> _Problem details_:
Copy out the lines again word for word, beginning with the line that contains "- histogram-bar: [480, 364, 483, 385]" and ending after the line that contains "- event-marker-e[interactable]: E: [340, 278, 360, 298]".

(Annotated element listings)
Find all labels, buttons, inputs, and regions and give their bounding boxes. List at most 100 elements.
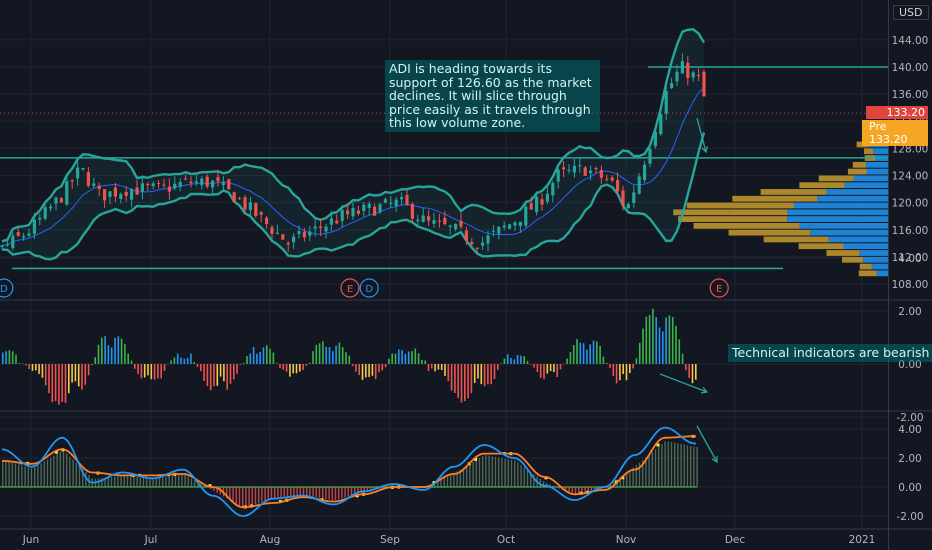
- histogram-bar: [480, 364, 483, 385]
- histogram-bar: [295, 364, 298, 374]
- histogram-bar: [97, 344, 100, 364]
- candle-body: [275, 232, 279, 234]
- macd-histogram-bar: [648, 454, 650, 487]
- macd-histogram-bar: [34, 467, 36, 487]
- candle-body: [556, 169, 560, 182]
- event-marker-e[interactable]: E: [709, 278, 729, 298]
- event-marker-e[interactable]: E: [340, 278, 360, 298]
- y-tick-label: 0.00: [898, 359, 921, 371]
- histogram-bar: [365, 364, 367, 378]
- candle-body: [11, 235, 15, 248]
- candle-body: [589, 170, 593, 174]
- macd-line: [1, 426, 696, 517]
- histogram-bar: [213, 364, 215, 387]
- histogram-bar: [338, 342, 341, 364]
- histogram-bar: [384, 364, 387, 368]
- histogram-bar: [233, 364, 235, 380]
- macd-histogram-bar: [181, 474, 183, 487]
- histogram-bar: [289, 364, 291, 377]
- histogram-bar: [203, 364, 205, 381]
- event-marker-label: E: [716, 284, 722, 295]
- candle-body: [270, 227, 274, 234]
- macd-histogram-bar: [338, 487, 340, 500]
- macd-histogram-bar: [658, 446, 660, 487]
- volume-profile-bar: [693, 222, 800, 229]
- candle-body: [254, 203, 258, 217]
- histogram-bar: [503, 358, 506, 364]
- histogram-bar: [602, 356, 605, 364]
- currency-button[interactable]: USD: [893, 5, 929, 20]
- candle-body: [124, 191, 128, 196]
- candle-body: [135, 187, 139, 195]
- macd-histogram-bar: [370, 487, 372, 491]
- volume-profile-bar: [728, 229, 811, 236]
- support-annotation[interactable]: ADI is heading towards its support of 12…: [385, 60, 600, 132]
- histogram-bar: [361, 364, 364, 380]
- candle-body: [346, 210, 350, 215]
- candle-body: [497, 226, 501, 234]
- y-tick-label: 124.00: [892, 171, 929, 183]
- histogram-bar: [242, 363, 245, 364]
- macd-histogram-bar: [53, 455, 55, 487]
- event-marker-circle: [359, 278, 379, 298]
- y-tick-label: 120.00: [892, 198, 929, 210]
- histogram-bar: [658, 327, 661, 364]
- candle-body: [599, 169, 603, 178]
- candle-body: [151, 183, 155, 186]
- volume-profile-bar: [852, 161, 867, 168]
- histogram-bar: [51, 364, 54, 403]
- histogram-bar: [21, 363, 24, 364]
- volume-profile-bar: [828, 236, 888, 243]
- histogram-bar: [394, 353, 397, 364]
- candle-body: [437, 220, 441, 222]
- event-marker-d[interactable]: D: [359, 278, 379, 298]
- macd-histogram-bar: [264, 487, 266, 502]
- macd-histogram-bar: [507, 459, 509, 487]
- histogram-bar: [609, 364, 611, 368]
- candle-body: [38, 217, 42, 220]
- candle-body: [76, 167, 80, 179]
- macd-histogram-bar: [18, 464, 20, 487]
- macd-histogram-bar: [254, 487, 257, 505]
- candle-body: [621, 190, 625, 206]
- histogram-bar: [378, 364, 380, 373]
- pre-market-label: Pre 133.20: [862, 120, 928, 146]
- histogram-bar: [645, 316, 648, 364]
- macd-histogram-bar: [50, 457, 52, 487]
- histogram-bar: [470, 364, 473, 394]
- event-marker-d[interactable]: D: [0, 278, 14, 298]
- histogram-bar: [467, 364, 469, 399]
- candle-body: [454, 223, 458, 230]
- macd-histogram-bar: [350, 487, 353, 496]
- histogram-bar: [513, 359, 516, 364]
- volume-profile-bar: [844, 182, 888, 189]
- candle-body: [513, 222, 517, 226]
- macd-histogram-bar: [654, 449, 657, 487]
- candle-body: [119, 194, 123, 199]
- histogram-bar: [391, 353, 393, 364]
- macd-histogram-bar: [197, 482, 199, 487]
- indicator-annotation[interactable]: Technical indicators are bearish and sho…: [728, 344, 932, 362]
- macd-histogram-bar: [642, 459, 644, 487]
- histogram-bar: [381, 364, 384, 371]
- histogram-bar: [94, 357, 96, 364]
- volume-profile-bar: [763, 236, 829, 243]
- histogram-bar: [229, 364, 232, 384]
- candle-body: [697, 75, 701, 77]
- candle-body: [308, 231, 312, 236]
- macd-histogram-bar: [232, 487, 234, 502]
- candle-body: [475, 247, 479, 249]
- histogram-bar: [190, 353, 192, 364]
- macd-histogram-bar: [667, 441, 669, 487]
- macd-histogram-bar: [517, 462, 519, 487]
- volume-profile-bar: [793, 202, 888, 209]
- macd-histogram-bar: [347, 487, 349, 497]
- candle-body: [378, 204, 382, 213]
- event-marker-circle: [340, 278, 360, 298]
- macd-histogram-bar: [318, 487, 321, 498]
- histogram-bar: [71, 364, 73, 383]
- macd-histogram-bar: [629, 470, 631, 487]
- histogram-bar: [183, 358, 186, 364]
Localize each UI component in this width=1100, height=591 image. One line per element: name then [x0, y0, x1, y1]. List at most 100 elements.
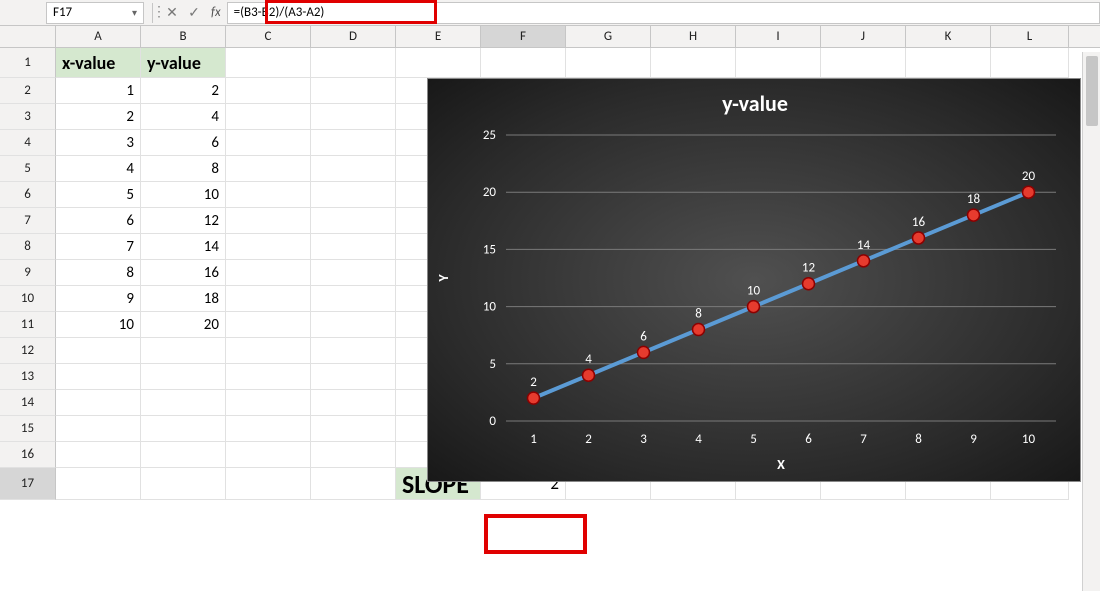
- formula-input[interactable]: =(B3-B2)/(A3-A2): [227, 2, 1100, 24]
- cell-D11[interactable]: [311, 312, 396, 338]
- row-header-7[interactable]: 7: [0, 208, 56, 234]
- row-header-9[interactable]: 9: [0, 260, 56, 286]
- row-header-16[interactable]: 16: [0, 442, 56, 468]
- cell-A14[interactable]: [56, 390, 141, 416]
- cell-D5[interactable]: [311, 156, 396, 182]
- cell-G1[interactable]: [566, 48, 651, 78]
- row-header-15[interactable]: 15: [0, 416, 56, 442]
- cell-C5[interactable]: [226, 156, 311, 182]
- cell-E1[interactable]: [396, 48, 481, 78]
- cell-D12[interactable]: [311, 338, 396, 364]
- cell-C2[interactable]: [226, 78, 311, 104]
- row-header-3[interactable]: 3: [0, 104, 56, 130]
- column-header-F[interactable]: F: [481, 26, 566, 47]
- cell-B15[interactable]: [141, 416, 226, 442]
- cell-D14[interactable]: [311, 390, 396, 416]
- cell-B7[interactable]: 12: [141, 208, 226, 234]
- column-header-B[interactable]: B: [141, 26, 226, 47]
- row-header-6[interactable]: 6: [0, 182, 56, 208]
- cancel-formula-icon[interactable]: ✕: [161, 4, 183, 21]
- cell-C1[interactable]: [226, 48, 311, 78]
- column-header-D[interactable]: D: [311, 26, 396, 47]
- row-header-10[interactable]: 10: [0, 286, 56, 312]
- name-box[interactable]: F17 ▾: [46, 2, 144, 24]
- column-header-C[interactable]: C: [226, 26, 311, 47]
- fx-icon[interactable]: fx: [211, 5, 221, 20]
- cell-K1[interactable]: [906, 48, 991, 78]
- column-header-I[interactable]: I: [736, 26, 821, 47]
- column-header-G[interactable]: G: [566, 26, 651, 47]
- name-box-dropdown-icon[interactable]: ▾: [132, 6, 137, 19]
- cell-C13[interactable]: [226, 364, 311, 390]
- cell-B16[interactable]: [141, 442, 226, 468]
- cell-A16[interactable]: [56, 442, 141, 468]
- cell-D3[interactable]: [311, 104, 396, 130]
- row-header-17[interactable]: 17: [0, 468, 56, 500]
- cell-D15[interactable]: [311, 416, 396, 442]
- cell-A5[interactable]: 4: [56, 156, 141, 182]
- cell-A8[interactable]: 7: [56, 234, 141, 260]
- cell-I1[interactable]: [736, 48, 821, 78]
- cell-B1[interactable]: y-value: [141, 48, 226, 78]
- cell-B17[interactable]: [141, 468, 226, 500]
- cell-D6[interactable]: [311, 182, 396, 208]
- column-header-A[interactable]: A: [56, 26, 141, 47]
- cell-C15[interactable]: [226, 416, 311, 442]
- row-header-12[interactable]: 12: [0, 338, 56, 364]
- cell-D10[interactable]: [311, 286, 396, 312]
- cell-A10[interactable]: 9: [56, 286, 141, 312]
- cell-C16[interactable]: [226, 442, 311, 468]
- cell-A17[interactable]: [56, 468, 141, 500]
- cell-B14[interactable]: [141, 390, 226, 416]
- cell-A15[interactable]: [56, 416, 141, 442]
- row-header-8[interactable]: 8: [0, 234, 56, 260]
- cell-B10[interactable]: 18: [141, 286, 226, 312]
- cell-D7[interactable]: [311, 208, 396, 234]
- cell-A2[interactable]: 1: [56, 78, 141, 104]
- cell-C12[interactable]: [226, 338, 311, 364]
- cell-B13[interactable]: [141, 364, 226, 390]
- cell-D4[interactable]: [311, 130, 396, 156]
- column-header-L[interactable]: L: [991, 26, 1069, 47]
- cell-A3[interactable]: 2: [56, 104, 141, 130]
- cell-A12[interactable]: [56, 338, 141, 364]
- cell-D1[interactable]: [311, 48, 396, 78]
- row-header-5[interactable]: 5: [0, 156, 56, 182]
- cell-L1[interactable]: [991, 48, 1069, 78]
- column-header-K[interactable]: K: [906, 26, 991, 47]
- select-all-corner[interactable]: [0, 26, 56, 47]
- cell-D16[interactable]: [311, 442, 396, 468]
- row-header-14[interactable]: 14: [0, 390, 56, 416]
- cell-C11[interactable]: [226, 312, 311, 338]
- cell-A6[interactable]: 5: [56, 182, 141, 208]
- cell-B3[interactable]: 4: [141, 104, 226, 130]
- cell-D2[interactable]: [311, 78, 396, 104]
- cell-C9[interactable]: [226, 260, 311, 286]
- row-header-4[interactable]: 4: [0, 130, 56, 156]
- chart[interactable]: y-value051015202512345678910XY2468101214…: [427, 78, 1081, 482]
- cell-C4[interactable]: [226, 130, 311, 156]
- cell-C8[interactable]: [226, 234, 311, 260]
- cell-A7[interactable]: 6: [56, 208, 141, 234]
- row-header-2[interactable]: 2: [0, 78, 56, 104]
- cell-A13[interactable]: [56, 364, 141, 390]
- cell-C10[interactable]: [226, 286, 311, 312]
- accept-formula-icon[interactable]: ✓: [183, 4, 205, 21]
- cell-B4[interactable]: 6: [141, 130, 226, 156]
- scrollbar-thumb[interactable]: [1086, 56, 1098, 126]
- cell-D13[interactable]: [311, 364, 396, 390]
- cell-C3[interactable]: [226, 104, 311, 130]
- cell-A11[interactable]: 10: [56, 312, 141, 338]
- cell-C17[interactable]: [226, 468, 311, 500]
- column-header-H[interactable]: H: [651, 26, 736, 47]
- cell-A4[interactable]: 3: [56, 130, 141, 156]
- cell-B9[interactable]: 16: [141, 260, 226, 286]
- cell-D8[interactable]: [311, 234, 396, 260]
- cell-B12[interactable]: [141, 338, 226, 364]
- cell-D9[interactable]: [311, 260, 396, 286]
- cell-C6[interactable]: [226, 182, 311, 208]
- row-header-13[interactable]: 13: [0, 364, 56, 390]
- cell-B8[interactable]: 14: [141, 234, 226, 260]
- column-header-J[interactable]: J: [821, 26, 906, 47]
- cell-J1[interactable]: [821, 48, 906, 78]
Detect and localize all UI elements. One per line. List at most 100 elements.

> _Exercise solution_:
- histogram-bar: [480, 364, 483, 385]
- histogram-bar: [295, 364, 298, 374]
- histogram-bar: [97, 344, 100, 364]
- candle-body: [275, 232, 279, 234]
- macd-histogram-bar: [648, 454, 650, 487]
- macd-histogram-bar: [34, 467, 36, 487]
- candle-body: [556, 169, 560, 182]
- event-marker-e[interactable]: E: [709, 278, 729, 298]
- event-marker-e[interactable]: E: [340, 278, 360, 298]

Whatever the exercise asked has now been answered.